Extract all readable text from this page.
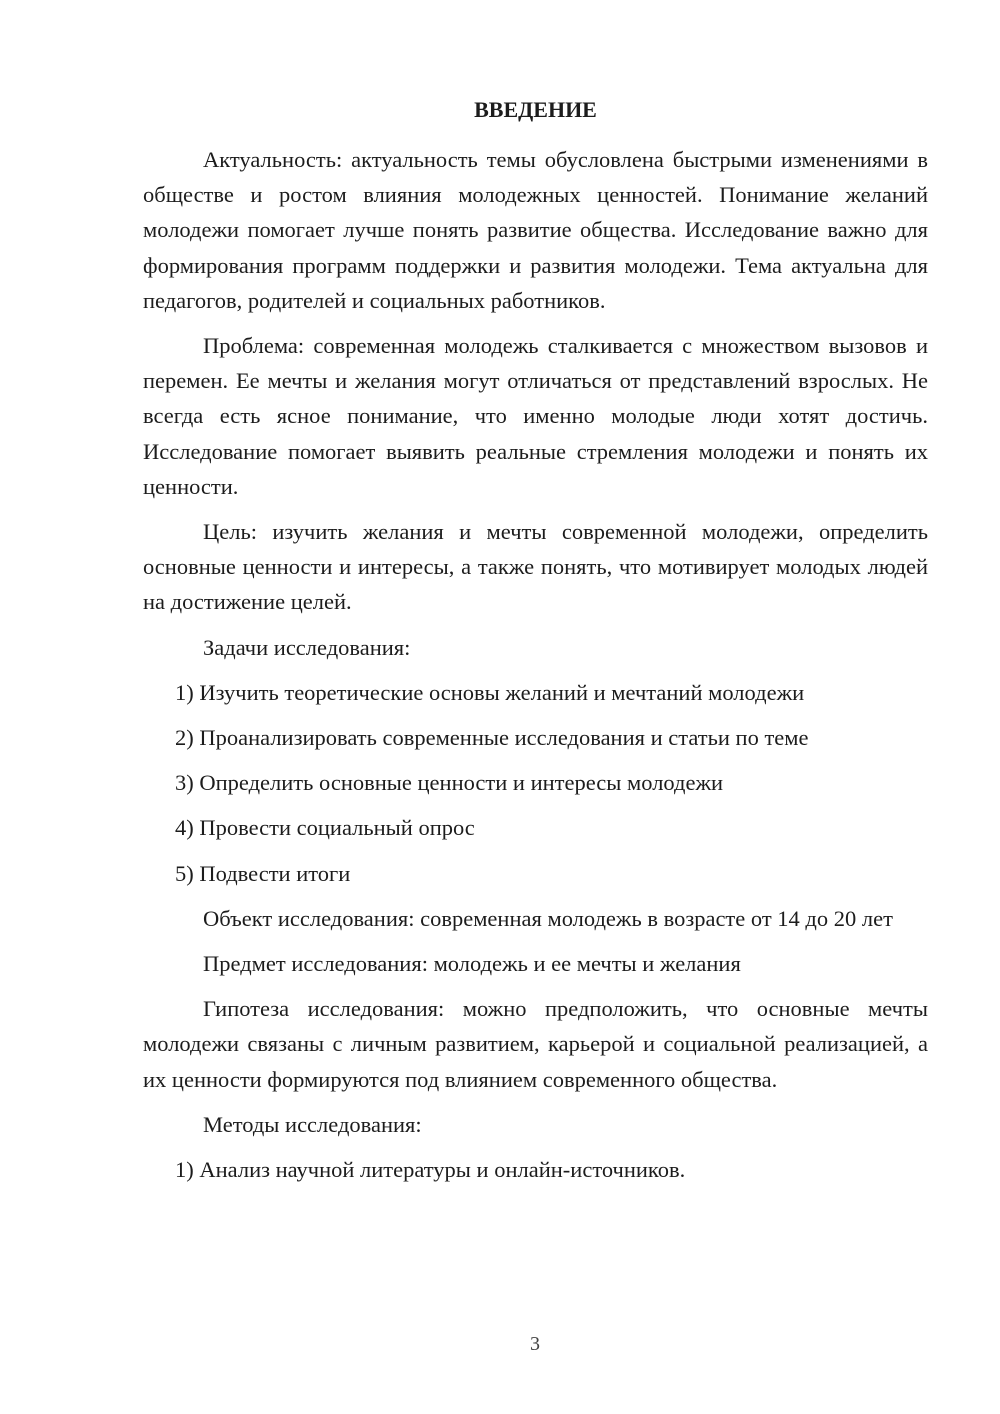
ВВЕДЕНИЕ

Актуальность: актуальность темы обусловлена быстрыми изменениями в обществе и ростом влияния молодежных ценностей. Понимание желаний молодежи помогает лучше понять развитие общества. Исследование важно для формирования программ поддержки и развития молодежи. Тема актуальна для педагогов, родителей и социальных работников.

Проблема: современная молодежь сталкивается с множеством вызовов и перемен. Ее мечты и желания могут отличаться от представлений взрослых. Не всегда есть ясное понимание, что именно молодые люди хотят достичь. Исследование помогает выявить реальные стремления молодежи и понять их ценности.

Цель: изучить желания и мечты современной молодежи, определить основные ценности и интересы, а также понять, что мотивирует молодых людей на достижение целей.

Задачи исследования:

1) Изучить теоретические основы желаний и мечтаний молодежи

2) Проанализировать современные исследования и статьи по теме

3) Определить основные ценности и интересы молодежи

4) Провести социальный опрос

5) Подвести итоги

Объект исследования: современная молодежь в возрасте от 14 до 20 лет

Предмет исследования: молодежь и ее мечты и желания

Гипотеза исследования: можно предположить, что основные мечты молодежи связаны с личным развитием, карьерой и социальной реализацией, а их ценности формируются под влиянием современного общества.

Методы исследования:

1) Анализ научной литературы и онлайн-источников.

3
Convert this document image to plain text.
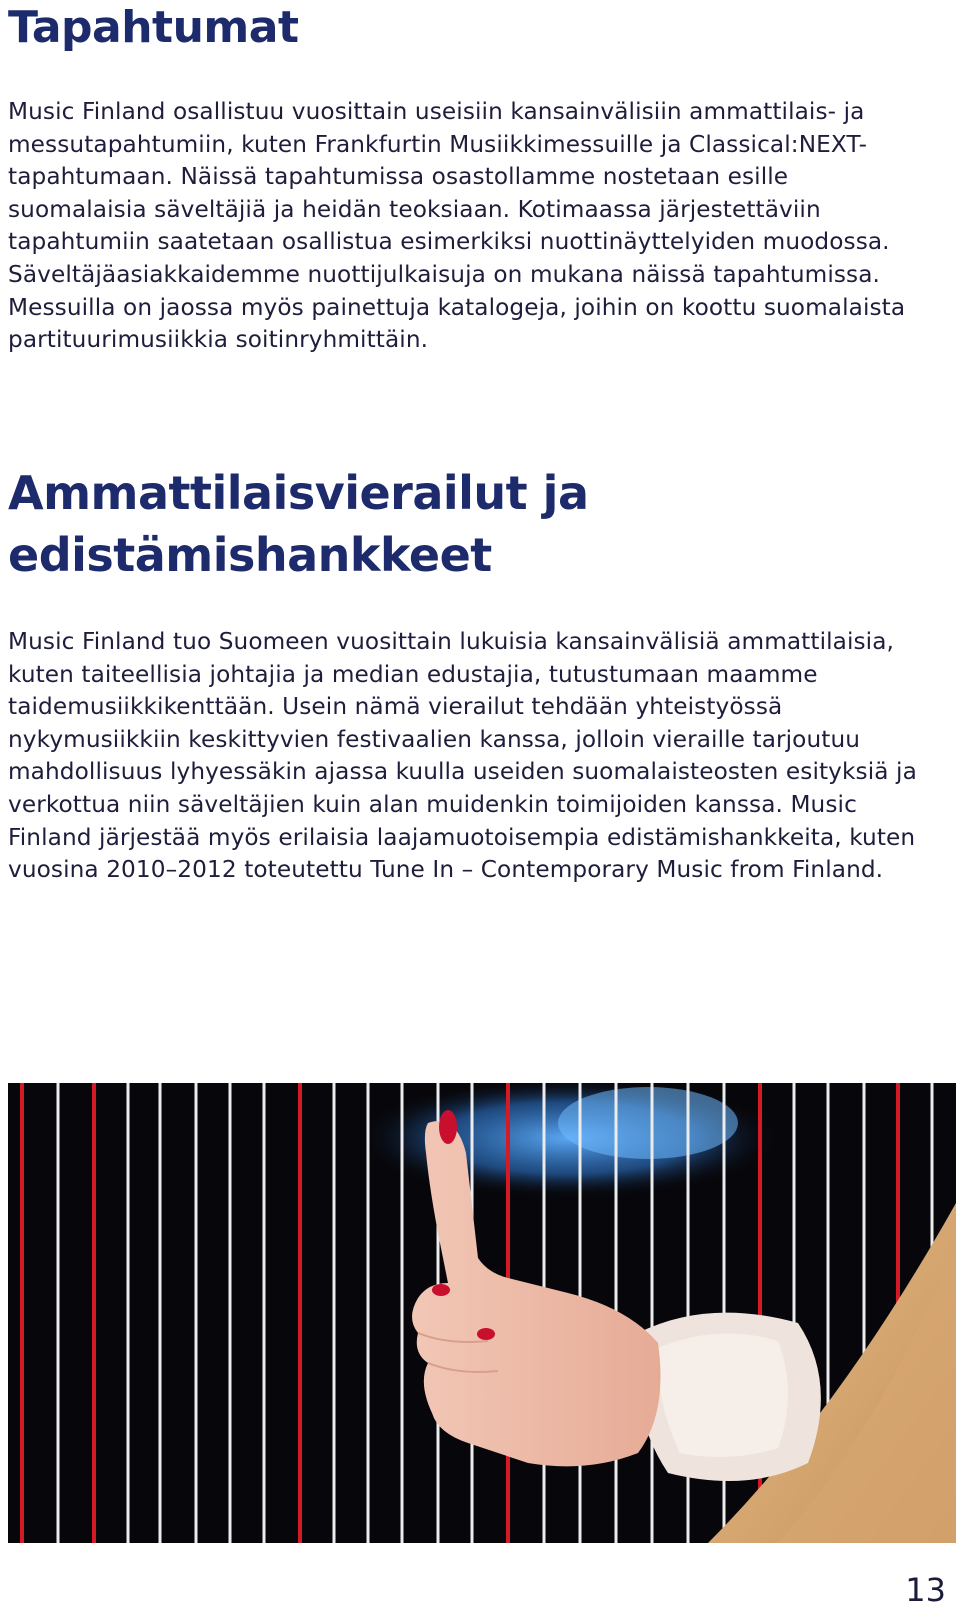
Tapahtumat

Music Finland osallistuu vuosittain useisiin kansainvälisiin ammattilais- ja messutapahtumiin, kuten Frankfurtin Musiikkimessuille ja Classical:NEXT-tapahtumaan. Näissä tapahtumissa osastollamme nostetaan esille suomalaisia säveltäjiä ja heidän teoksiaan. Kotimaassa järjestettäviin tapahtumiin saatetaan osallistua esimerkiksi nuottinäyttelyiden muodossa. Säveltäjäasiakkaidemme nuottijulkaisuja on mukana näissä tapahtumissa. Messuilla on jaossa myös painettuja katalogeja, joihin on koottu suomalaista partituurimusiikkia soitinryhmittäin.

Ammattilaisvierailut ja edistämishankkeet

Music Finland tuo Suomeen vuosittain lukuisia kansainvälisiä ammattilaisia, kuten taiteellisia johtajia ja median edustajia, tutustumaan maamme taidemusiikkikenttään. Usein nämä vierailut tehdään yhteistyössä nykymusiikkiin keskittyvien festivaalien kanssa, jolloin vieraille tarjoutuu mahdollisuus lyhyessäkin ajassa kuulla useiden suomalaisteosten esityksiä ja verkottua niin säveltäjien kuin alan muidenkin toimijoiden kanssa. Music Finland järjestää myös erilaisia laajamuotoisempia edistämishankkeita, kuten vuosina 2010–2012 toteutettu Tune In – Contemporary Music from Finland.

13
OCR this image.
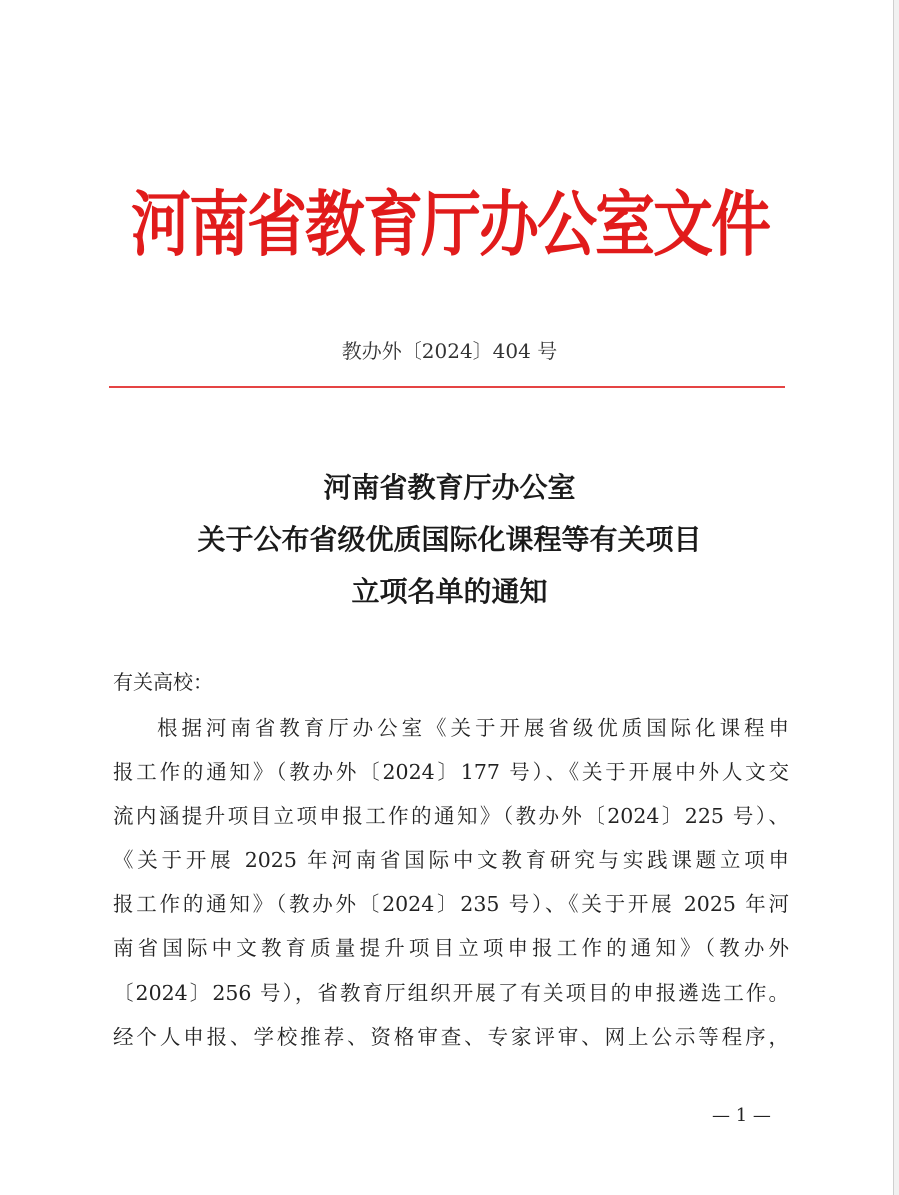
河南省教育厅办公室文件
教办外〔2024〕404 号
河南省教育厅办公室
关于公布省级优质国际化课程等有关项目
立项名单的通知
有关高校：
根据河南省教育厅办公室《关于开展省级优质国际化课程申
报工作的通知》（教办外〔2024〕177 号）、《关于开展中外人文交
流内涵提升项目立项申报工作的通知》（教办外〔2024〕225 号）、
《关于开展 2025 年河南省国际中文教育研究与实践课题立项申
报工作的通知》（教办外〔2024〕235 号）、《关于开展 2025 年河
南省国际中文教育质量提升项目立项申报工作的通知》（教办外
〔2024〕256 号），省教育厅组织开展了有关项目的申报遴选工作。
经个人申报、学校推荐、资格审查、专家评审、网上公示等程序，
— 1 —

## Goal
Check each line of the records for the word "основные", and show the lines that contain it.

## Final answer
Цель: изучить желания и мечты современной молодежи, определить основные ценности и интересы, а также понять, что мотивирует молодых людей на достижение целей.
3) Определить основные ценности и интересы молодежи
Гипотеза исследования: можно предположить, что основные мечты молодежи связаны с личным развитием, карьерой и социальной реализацией, а их ценности формируются под влиянием современного общества.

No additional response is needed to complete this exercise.